### WRITTEN PROBLEM:
Without the images, print all the entries below exactly as given.

### MATERIAL SHOWN:
=======

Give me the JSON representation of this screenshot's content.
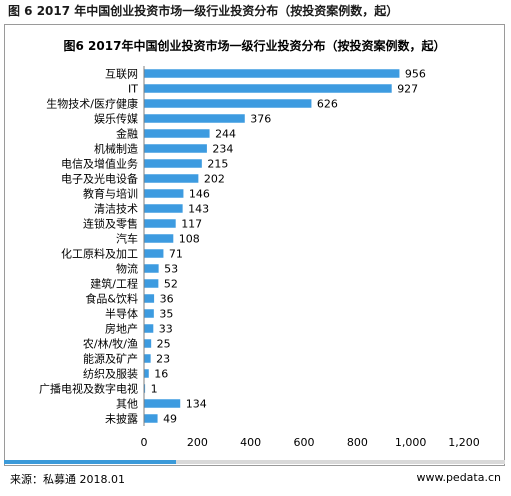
{
  "header": {
    "title": "图 6 2017 年中国创业投资市场一级行业投资分布（按投资案例数，起）"
  },
  "footer": {
    "source": "来源：私募通 2018.01",
    "website": "www.pedata.cn"
  },
  "colors": {
    "bar": "#3d9be0",
    "accent": "#3b9ad9",
    "footer_bar": "#d9d9d9"
  },
  "chart_data": {
    "type": "bar",
    "orientation": "horizontal",
    "title": "图6 2017年中国创业投资市场一级行业投资分布（按投资案例数，起）",
    "categories": [
      "互联网",
      "IT",
      "生物技术/医疗健康",
      "娱乐传媒",
      "金融",
      "机械制造",
      "电信及增值业务",
      "电子及光电设备",
      "教育与培训",
      "清洁技术",
      "连锁及零售",
      "汽车",
      "化工原料及加工",
      "物流",
      "建筑/工程",
      "食品&饮料",
      "半导体",
      "房地产",
      "农/林/牧/渔",
      "能源及矿产",
      "纺织及服装",
      "广播电视及数字电视",
      "其他",
      "未披露"
    ],
    "values": [
      956,
      927,
      626,
      376,
      244,
      234,
      215,
      202,
      146,
      143,
      117,
      108,
      71,
      53,
      52,
      36,
      35,
      33,
      25,
      23,
      16,
      1,
      134,
      49
    ],
    "xlim": [
      0,
      1200
    ],
    "xticks": [
      "0",
      "200",
      "400",
      "600",
      "800",
      "1,000",
      "1,200"
    ],
    "xlabel": "",
    "ylabel": "",
    "data_labels": true,
    "grid": false
  }
}
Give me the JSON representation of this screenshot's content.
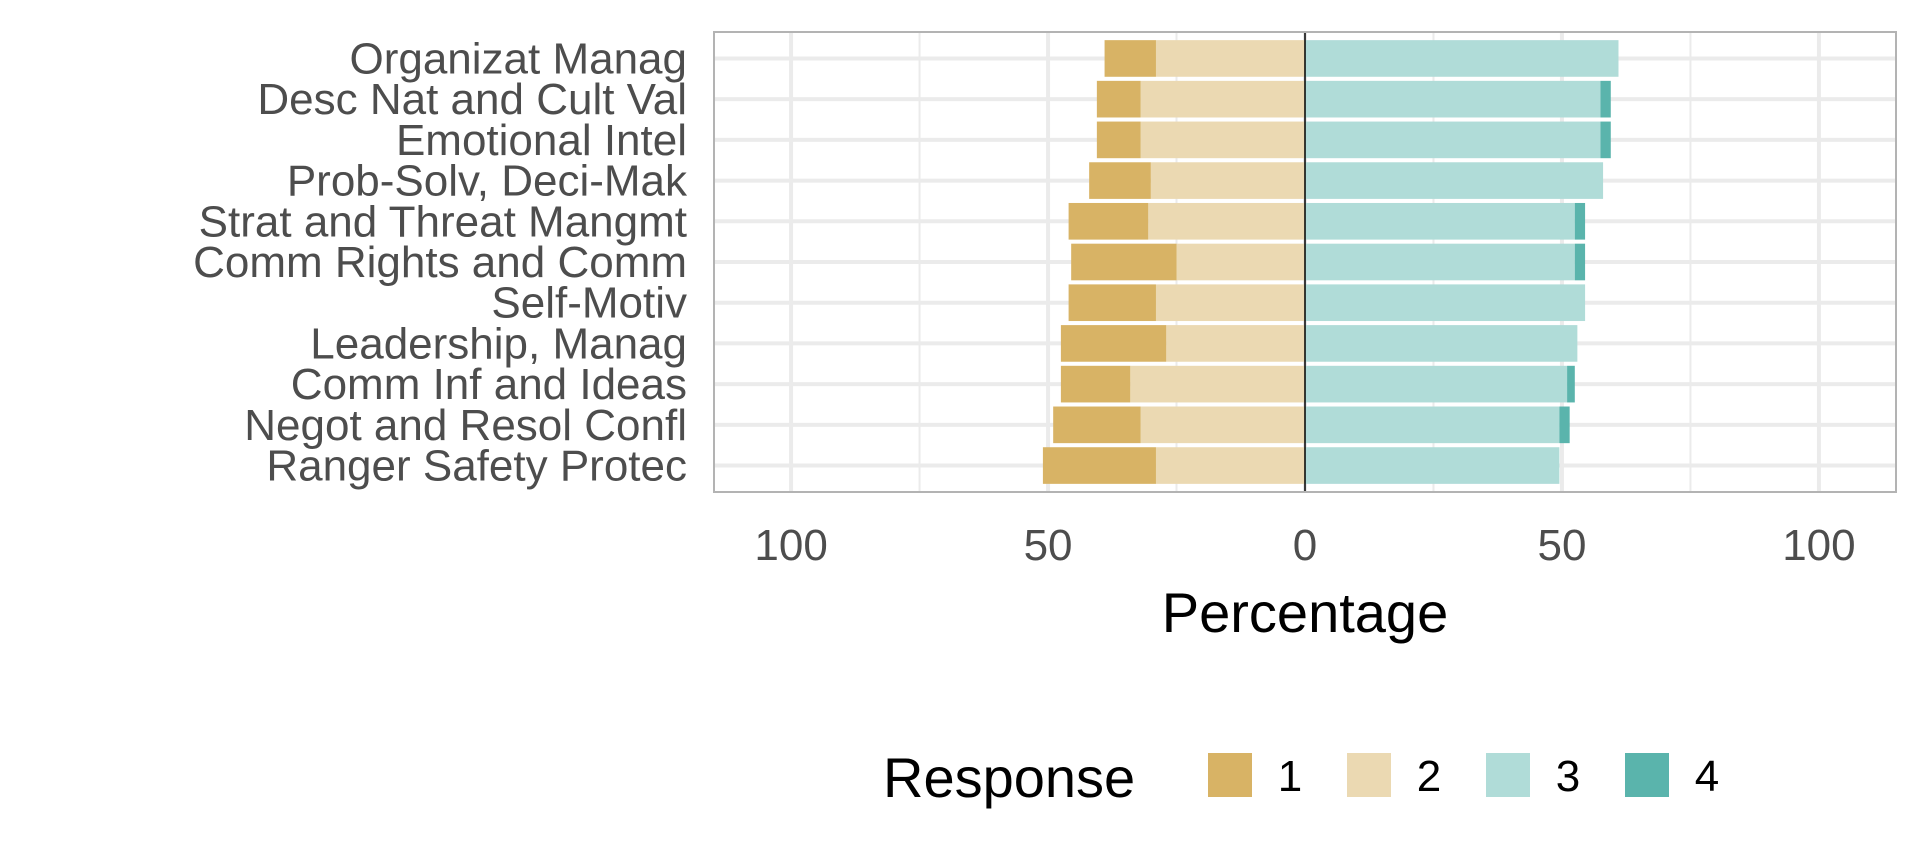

=======

### RESULT FOR THIS TASK:
Give me the JSON representation of this screenshot's content.
{
  "header": {
    "title": "图 6 2017 年中国创业投资市场一级行业投资分布（按投资案例数，起）"
  },
  "footer": {
    "source": "来源：私募通 2018.01",
    "website": "www.pedata.cn"
  },
  "colors": {
    "bar": "#3d9be0",
    "accent": "#3b9ad9",
    "footer_bar": "#d9d9d9"
  },
  "chart_data": {
    "type": "bar",
    "orientation": "horizontal",
    "title": "图6 2017年中国创业投资市场一级行业投资分布（按投资案例数，起）",
    "categories": [
      "互联网",
      "IT",
      "生物技术/医疗健康",
      "娱乐传媒",
      "金融",
      "机械制造",
      "电信及增值业务",
      "电子及光电设备",
      "教育与培训",
      "清洁技术",
      "连锁及零售",
      "汽车",
      "化工原料及加工",
      "物流",
      "建筑/工程",
      "食品&饮料",
      "半导体",
      "房地产",
      "农/林/牧/渔",
      "能源及矿产",
      "纺织及服装",
      "广播电视及数字电视",
      "其他",
      "未披露"
    ],
    "values": [
      956,
      927,
      626,
      376,
      244,
      234,
      215,
      202,
      146,
      143,
      117,
      108,
      71,
      53,
      52,
      36,
      35,
      33,
      25,
      23,
      16,
      1,
      134,
      49
    ],
    "xlim": [
      0,
      1200
    ],
    "xticks": [
      "0",
      "200",
      "400",
      "600",
      "800",
      "1,000",
      "1,200"
    ],
    "xlabel": "",
    "ylabel": "",
    "data_labels": true,
    "grid": false
  }
}
Give me the JSON representation of this screenshot's content.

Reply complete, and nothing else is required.